● Tasks
a – Copy the Puerto Rico Highway 504 article word for word, everything from "Highway in Puerto" down to "Arriba–Portugués–Montes Llanos tripoint.".
b – According to the Puerto Rico Highway 504 article, which river does the road mostly run along?
c – Continue the Puerto Rico Highway 504 article from where it stops.

● Provided text
........

Route information
- Maintained by Puerto Rico DTPW
- Length: 6.9 km (4.3 mi)

Major junctions
- South end: PR-10 / PR-503 in Portugués
- PR-588 in Portugués
- North end: PR-505 in Machuelo Arriba–Portugués–Montes Llanos

Location
- Country: United States
- Territory: Puerto Rico
- Municipalities: Ponce

Highway system
- Roads in Puerto Rico; List;
| ← PR-503 |  | → PR-505 |

= Puerto Rico Highway 504 =

Highway in Puerto Rico

Puerto Rico Highway 504 (PR-504) is a tertiary state highway in the municipality of Ponce in Puerto Rico. With a length of 6.9 km, the road runs south to north, and mostly along the Río Chiquito in barrio Portugués Rural. Its southern terminus is at an intersection with PR-503, near PR-10 at the southern edge of Barrio Portugués, and the northern terminus is located at PR-505 on the Machuelo Arriba–Portugués–Montes Llanos tripoint.

........

(Collection entries)
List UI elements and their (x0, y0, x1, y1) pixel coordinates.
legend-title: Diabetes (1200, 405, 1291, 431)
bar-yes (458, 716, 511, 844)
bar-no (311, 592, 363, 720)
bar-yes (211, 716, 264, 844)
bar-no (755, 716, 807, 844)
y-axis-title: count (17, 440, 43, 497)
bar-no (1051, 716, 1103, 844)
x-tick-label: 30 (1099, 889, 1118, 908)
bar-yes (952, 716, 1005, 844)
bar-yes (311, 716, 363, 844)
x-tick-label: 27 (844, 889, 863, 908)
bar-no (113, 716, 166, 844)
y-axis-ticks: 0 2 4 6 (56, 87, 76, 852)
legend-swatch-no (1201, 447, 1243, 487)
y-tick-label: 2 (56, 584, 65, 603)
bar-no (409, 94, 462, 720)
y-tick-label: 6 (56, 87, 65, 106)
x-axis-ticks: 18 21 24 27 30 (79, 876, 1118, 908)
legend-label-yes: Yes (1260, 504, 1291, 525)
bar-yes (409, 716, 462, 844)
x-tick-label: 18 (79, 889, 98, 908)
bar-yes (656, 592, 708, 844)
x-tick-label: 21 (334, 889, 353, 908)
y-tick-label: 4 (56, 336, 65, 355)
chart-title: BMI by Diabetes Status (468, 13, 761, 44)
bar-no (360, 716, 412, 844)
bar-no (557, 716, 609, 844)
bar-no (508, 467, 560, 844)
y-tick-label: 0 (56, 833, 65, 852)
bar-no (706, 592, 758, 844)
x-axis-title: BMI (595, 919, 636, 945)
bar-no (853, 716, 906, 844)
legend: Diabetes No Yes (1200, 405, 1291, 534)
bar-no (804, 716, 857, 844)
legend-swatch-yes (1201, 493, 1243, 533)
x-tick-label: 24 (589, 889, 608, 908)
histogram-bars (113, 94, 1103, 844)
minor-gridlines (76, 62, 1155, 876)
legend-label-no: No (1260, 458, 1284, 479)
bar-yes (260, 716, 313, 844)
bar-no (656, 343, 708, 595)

........

● Responses
a –
Highway in Puerto Rico

Puerto Rico Highway 504 (PR-504) is a tertiary state highway in the municipality of Ponce in Puerto Rico. With a length of 6.9 km, the road runs south to north, and mostly along the Río Chiquito in barrio Portugués Rural. Its southern terminus is at an intersection with PR-503, near PR-10 at the southern edge of Barrio Portugués, and the northern terminus is located at PR-505 on the Machuelo Arriba–Portugués–Montes Llanos tripoint.

b – The Río Chiquito.

c –
==Route description==
The road is a mountainous two-way one-lane road and thus very difficult to navigate when traffic is coming from the opposite direction. In addition most of the road has numerous steep sharp curves and should be driven only with vehicles in top mechanical condition, preferably all-wheel drive sedans, as drivers of SUVs reportedly feel less in control of their vehicles. The road should not be driven after nightfall.

The road is 6.9 km kilometers long. At kilometer mark 3.0 km, PR-504 connects with PR-588 (also known as Camino Pandora or Camino Río Chiquito) heading west towards Sector El Hoyo. PR-588's northern terminus is at kilometer 7.2 km of PR-505 in Barrio Montes Llanos.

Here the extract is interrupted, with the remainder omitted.